■ To do:
Your task is to locate every line holding the string "this" and to copy each of them.

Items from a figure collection
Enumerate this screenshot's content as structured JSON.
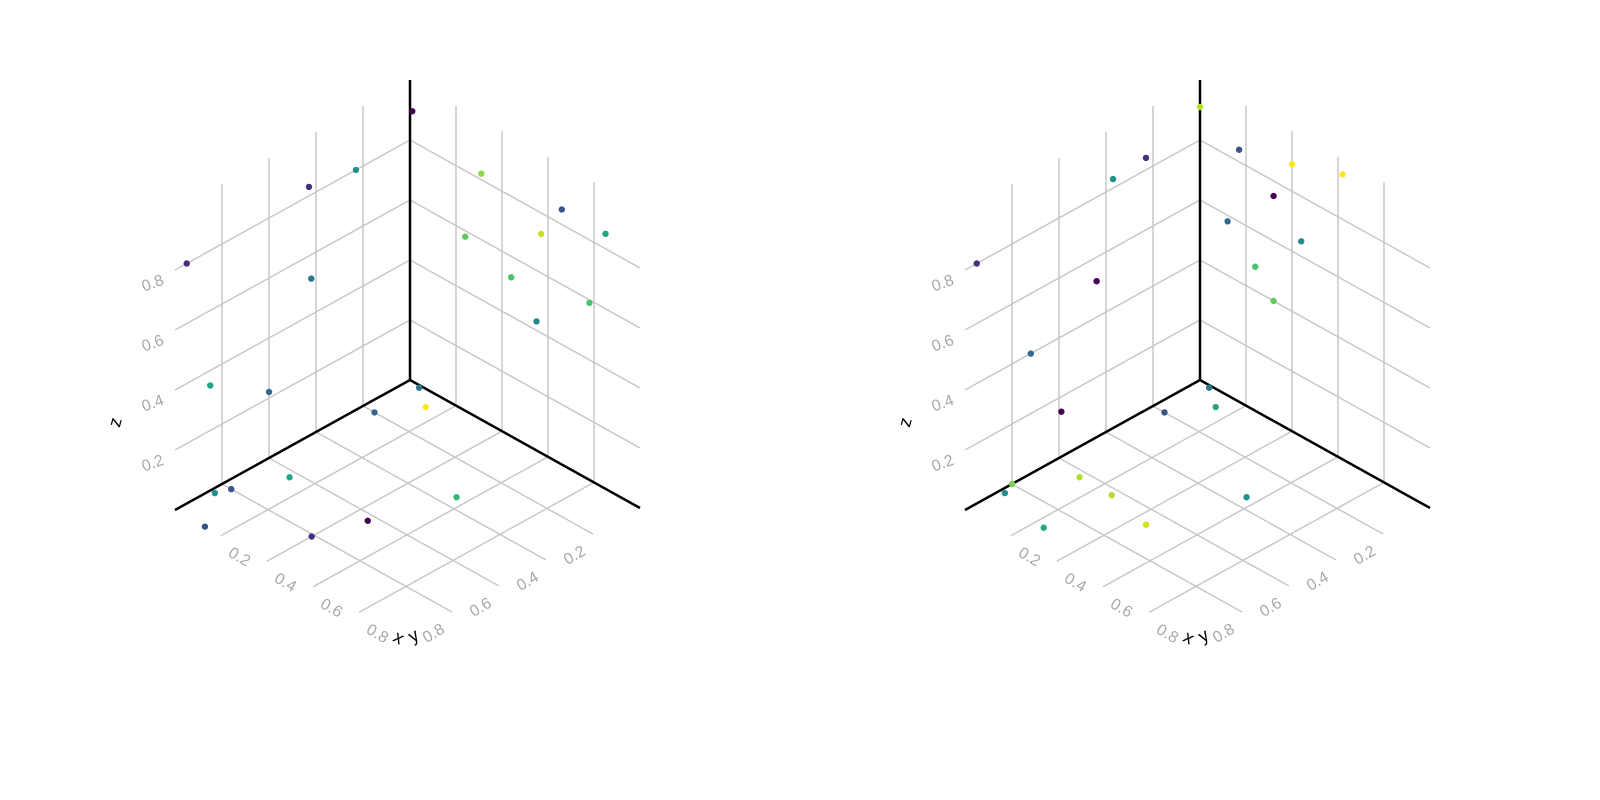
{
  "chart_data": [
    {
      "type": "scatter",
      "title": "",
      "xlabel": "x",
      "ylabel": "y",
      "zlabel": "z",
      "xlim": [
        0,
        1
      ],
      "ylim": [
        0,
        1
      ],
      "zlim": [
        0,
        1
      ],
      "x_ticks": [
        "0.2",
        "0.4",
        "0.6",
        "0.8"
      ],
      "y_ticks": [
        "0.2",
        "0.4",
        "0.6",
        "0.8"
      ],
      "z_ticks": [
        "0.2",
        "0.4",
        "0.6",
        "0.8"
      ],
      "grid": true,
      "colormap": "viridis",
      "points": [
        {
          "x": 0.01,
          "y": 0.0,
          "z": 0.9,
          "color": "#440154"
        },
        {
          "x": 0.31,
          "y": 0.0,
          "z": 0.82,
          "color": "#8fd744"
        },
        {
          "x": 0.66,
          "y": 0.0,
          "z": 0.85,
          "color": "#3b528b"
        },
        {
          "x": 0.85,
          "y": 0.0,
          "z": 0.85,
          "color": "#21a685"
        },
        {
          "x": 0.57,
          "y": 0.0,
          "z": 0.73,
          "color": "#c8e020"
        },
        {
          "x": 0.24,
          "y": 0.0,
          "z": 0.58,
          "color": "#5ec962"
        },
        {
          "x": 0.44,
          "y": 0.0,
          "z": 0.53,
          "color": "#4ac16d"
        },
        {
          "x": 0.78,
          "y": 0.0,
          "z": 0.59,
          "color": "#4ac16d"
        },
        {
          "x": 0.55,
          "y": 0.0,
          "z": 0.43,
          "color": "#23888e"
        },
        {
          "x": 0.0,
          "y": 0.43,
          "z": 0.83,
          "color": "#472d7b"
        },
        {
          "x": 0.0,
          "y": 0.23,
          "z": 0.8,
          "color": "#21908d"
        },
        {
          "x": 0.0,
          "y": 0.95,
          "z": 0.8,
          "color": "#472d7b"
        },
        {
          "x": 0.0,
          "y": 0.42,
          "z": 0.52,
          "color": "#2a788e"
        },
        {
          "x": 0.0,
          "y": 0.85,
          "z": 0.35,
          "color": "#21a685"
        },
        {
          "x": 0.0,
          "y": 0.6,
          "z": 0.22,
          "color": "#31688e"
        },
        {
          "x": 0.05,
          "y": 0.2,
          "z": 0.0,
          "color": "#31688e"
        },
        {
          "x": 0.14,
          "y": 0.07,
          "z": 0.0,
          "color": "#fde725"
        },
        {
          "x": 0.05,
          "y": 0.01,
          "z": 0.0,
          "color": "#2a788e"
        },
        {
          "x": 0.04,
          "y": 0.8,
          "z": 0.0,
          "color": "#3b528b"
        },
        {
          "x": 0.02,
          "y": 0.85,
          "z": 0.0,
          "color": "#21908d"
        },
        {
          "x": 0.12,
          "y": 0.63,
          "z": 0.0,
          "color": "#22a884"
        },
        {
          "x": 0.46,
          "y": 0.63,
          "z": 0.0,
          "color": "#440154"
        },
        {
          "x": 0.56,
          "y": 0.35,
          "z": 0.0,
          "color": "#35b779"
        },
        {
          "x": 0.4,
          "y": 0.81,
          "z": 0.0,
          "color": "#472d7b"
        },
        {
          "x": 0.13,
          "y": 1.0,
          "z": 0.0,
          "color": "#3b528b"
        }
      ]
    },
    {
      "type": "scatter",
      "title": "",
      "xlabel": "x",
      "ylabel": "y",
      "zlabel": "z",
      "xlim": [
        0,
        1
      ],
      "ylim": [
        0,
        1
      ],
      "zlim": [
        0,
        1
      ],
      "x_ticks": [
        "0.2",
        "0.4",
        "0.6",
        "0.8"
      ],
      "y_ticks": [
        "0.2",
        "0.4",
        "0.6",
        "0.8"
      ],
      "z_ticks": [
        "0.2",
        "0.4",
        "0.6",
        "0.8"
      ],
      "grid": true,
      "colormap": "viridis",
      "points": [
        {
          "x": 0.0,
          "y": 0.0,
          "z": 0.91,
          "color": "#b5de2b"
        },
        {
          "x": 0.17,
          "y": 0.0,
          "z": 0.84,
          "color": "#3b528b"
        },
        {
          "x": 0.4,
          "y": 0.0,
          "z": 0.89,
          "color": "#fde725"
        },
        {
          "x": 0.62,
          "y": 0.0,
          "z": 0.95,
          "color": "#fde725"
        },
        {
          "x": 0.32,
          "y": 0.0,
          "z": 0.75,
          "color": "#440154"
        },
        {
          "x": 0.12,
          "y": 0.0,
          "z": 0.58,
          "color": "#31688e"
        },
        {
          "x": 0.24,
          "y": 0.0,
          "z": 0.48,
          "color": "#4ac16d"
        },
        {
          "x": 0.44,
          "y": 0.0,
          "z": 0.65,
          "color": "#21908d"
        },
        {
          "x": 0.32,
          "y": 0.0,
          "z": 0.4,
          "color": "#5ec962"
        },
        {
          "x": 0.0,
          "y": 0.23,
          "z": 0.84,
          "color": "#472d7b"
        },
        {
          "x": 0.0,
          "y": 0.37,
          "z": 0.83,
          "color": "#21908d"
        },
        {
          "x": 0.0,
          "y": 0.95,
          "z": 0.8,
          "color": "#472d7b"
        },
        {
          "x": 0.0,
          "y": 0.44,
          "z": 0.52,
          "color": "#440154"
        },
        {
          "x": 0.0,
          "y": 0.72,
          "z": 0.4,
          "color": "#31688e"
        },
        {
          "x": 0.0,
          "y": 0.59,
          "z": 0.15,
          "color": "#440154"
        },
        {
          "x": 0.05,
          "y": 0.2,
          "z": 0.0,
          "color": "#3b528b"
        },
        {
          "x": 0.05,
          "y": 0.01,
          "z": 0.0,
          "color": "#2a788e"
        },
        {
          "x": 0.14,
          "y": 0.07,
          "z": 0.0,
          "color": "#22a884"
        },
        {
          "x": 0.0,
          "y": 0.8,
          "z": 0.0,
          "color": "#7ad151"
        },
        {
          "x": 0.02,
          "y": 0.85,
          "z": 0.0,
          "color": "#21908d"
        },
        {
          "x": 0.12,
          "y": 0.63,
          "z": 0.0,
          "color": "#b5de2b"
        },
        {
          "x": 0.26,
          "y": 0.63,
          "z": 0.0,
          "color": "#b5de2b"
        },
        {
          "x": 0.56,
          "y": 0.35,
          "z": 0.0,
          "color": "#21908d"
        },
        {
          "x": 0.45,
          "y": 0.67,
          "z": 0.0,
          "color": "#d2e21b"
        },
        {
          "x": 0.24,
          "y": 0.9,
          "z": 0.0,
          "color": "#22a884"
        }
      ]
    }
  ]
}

--

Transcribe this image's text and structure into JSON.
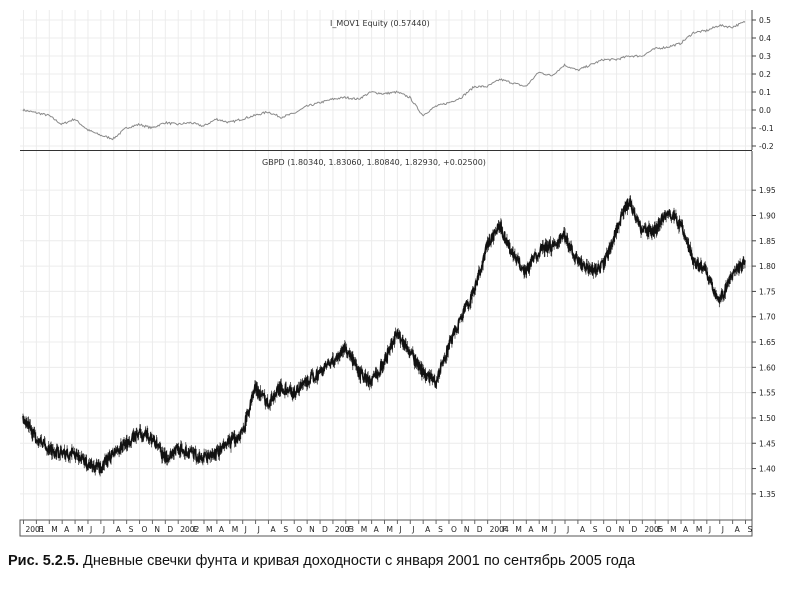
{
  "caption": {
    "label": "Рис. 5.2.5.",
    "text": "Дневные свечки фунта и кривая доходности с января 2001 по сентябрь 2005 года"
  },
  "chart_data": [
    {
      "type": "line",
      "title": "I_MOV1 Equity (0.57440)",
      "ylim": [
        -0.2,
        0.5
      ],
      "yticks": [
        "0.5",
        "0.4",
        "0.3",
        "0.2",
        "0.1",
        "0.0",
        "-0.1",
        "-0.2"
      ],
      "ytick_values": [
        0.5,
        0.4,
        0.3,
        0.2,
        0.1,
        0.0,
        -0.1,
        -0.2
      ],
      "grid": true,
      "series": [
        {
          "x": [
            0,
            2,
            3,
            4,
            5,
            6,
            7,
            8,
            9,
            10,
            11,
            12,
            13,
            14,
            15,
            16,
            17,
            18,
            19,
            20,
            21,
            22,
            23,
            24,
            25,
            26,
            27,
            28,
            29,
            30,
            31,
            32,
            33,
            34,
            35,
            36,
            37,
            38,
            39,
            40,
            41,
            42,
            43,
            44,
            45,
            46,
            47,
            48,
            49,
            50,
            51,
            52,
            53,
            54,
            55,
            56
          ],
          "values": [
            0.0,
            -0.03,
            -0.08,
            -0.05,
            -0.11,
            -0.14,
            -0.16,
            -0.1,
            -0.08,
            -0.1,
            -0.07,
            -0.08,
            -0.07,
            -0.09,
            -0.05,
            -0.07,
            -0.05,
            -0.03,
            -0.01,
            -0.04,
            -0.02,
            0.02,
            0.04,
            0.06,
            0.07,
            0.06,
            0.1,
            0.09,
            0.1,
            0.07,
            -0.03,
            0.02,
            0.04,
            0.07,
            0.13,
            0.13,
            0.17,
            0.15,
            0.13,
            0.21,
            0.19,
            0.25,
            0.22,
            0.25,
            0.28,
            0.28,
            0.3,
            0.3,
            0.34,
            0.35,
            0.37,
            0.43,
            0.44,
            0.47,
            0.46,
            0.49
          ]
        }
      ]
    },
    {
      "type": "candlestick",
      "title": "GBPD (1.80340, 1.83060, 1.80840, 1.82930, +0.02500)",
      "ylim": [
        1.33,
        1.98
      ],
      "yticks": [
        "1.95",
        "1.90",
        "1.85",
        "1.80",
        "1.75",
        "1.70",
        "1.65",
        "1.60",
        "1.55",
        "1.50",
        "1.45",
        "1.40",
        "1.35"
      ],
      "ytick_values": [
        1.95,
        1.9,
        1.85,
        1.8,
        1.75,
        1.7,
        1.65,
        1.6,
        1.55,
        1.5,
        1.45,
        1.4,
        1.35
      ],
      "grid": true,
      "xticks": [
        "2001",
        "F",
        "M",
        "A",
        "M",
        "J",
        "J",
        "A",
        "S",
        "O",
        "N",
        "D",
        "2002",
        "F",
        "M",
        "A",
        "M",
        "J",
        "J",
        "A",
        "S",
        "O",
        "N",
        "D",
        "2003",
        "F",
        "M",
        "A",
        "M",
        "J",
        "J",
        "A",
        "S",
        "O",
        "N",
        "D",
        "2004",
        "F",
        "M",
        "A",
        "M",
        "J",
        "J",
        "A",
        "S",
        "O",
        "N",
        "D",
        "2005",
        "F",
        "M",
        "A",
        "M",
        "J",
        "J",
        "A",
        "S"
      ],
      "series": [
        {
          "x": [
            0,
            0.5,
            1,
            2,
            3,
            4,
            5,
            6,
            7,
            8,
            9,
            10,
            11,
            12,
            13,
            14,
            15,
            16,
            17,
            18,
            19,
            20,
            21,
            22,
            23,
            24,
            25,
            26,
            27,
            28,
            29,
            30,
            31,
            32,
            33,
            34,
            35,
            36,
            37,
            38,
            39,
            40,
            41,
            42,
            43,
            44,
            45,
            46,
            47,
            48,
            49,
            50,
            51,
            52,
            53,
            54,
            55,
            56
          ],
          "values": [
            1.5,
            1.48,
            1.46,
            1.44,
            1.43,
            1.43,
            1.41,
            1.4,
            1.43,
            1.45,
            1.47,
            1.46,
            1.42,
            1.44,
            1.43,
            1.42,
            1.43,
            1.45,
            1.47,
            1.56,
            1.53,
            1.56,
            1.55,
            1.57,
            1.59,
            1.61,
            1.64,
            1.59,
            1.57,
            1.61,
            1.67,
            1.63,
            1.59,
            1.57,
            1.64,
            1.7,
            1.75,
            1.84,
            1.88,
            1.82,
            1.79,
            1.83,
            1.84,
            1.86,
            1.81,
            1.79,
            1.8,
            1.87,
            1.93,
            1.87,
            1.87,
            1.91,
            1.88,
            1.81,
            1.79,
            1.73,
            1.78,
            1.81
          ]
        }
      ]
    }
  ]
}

■ Task answer:
Enumerate this screenshot's content as structured JSON.
Transcribe this image's text and structure into JSON.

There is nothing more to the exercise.